— start of Data for this exercise —

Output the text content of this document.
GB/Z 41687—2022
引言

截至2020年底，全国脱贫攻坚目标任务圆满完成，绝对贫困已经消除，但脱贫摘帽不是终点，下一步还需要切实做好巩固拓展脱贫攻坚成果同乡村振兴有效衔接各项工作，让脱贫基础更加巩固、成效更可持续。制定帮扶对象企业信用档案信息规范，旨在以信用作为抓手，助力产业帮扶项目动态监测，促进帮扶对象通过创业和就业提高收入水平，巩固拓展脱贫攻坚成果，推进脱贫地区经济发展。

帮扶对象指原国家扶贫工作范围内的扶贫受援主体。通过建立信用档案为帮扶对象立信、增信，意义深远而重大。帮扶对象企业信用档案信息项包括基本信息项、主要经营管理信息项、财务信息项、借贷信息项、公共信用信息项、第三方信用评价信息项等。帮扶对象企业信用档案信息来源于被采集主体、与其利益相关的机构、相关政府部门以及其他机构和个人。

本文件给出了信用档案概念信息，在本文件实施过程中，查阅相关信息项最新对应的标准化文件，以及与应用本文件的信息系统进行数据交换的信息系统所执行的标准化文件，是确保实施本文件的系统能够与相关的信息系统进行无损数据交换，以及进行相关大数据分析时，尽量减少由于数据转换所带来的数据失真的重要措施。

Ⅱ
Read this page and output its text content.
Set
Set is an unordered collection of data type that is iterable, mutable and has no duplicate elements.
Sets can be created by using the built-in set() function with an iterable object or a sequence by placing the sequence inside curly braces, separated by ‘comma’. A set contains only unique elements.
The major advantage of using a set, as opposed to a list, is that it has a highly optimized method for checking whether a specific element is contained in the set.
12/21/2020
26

— end of Data for this exercise —

• **What you will do**
Only the lines from the one that contains "Read this page and output its text content." to the end of the entries above should be given again, exactly and in full.

• **Result**
Read this page and output its text content.
Set
Set is an unordered collection of data type that is iterable, mutable and has no duplicate elements.
Sets can be created by using the built-in set() function with an iterable object or a sequence by placing the sequence inside curly braces, separated by ‘comma’. A set contains only unique elements.
The major advantage of using a set, as opposed to a list, is that it has a highly optimized method for checking whether a specific element is contained in the set.
12/21/2020
26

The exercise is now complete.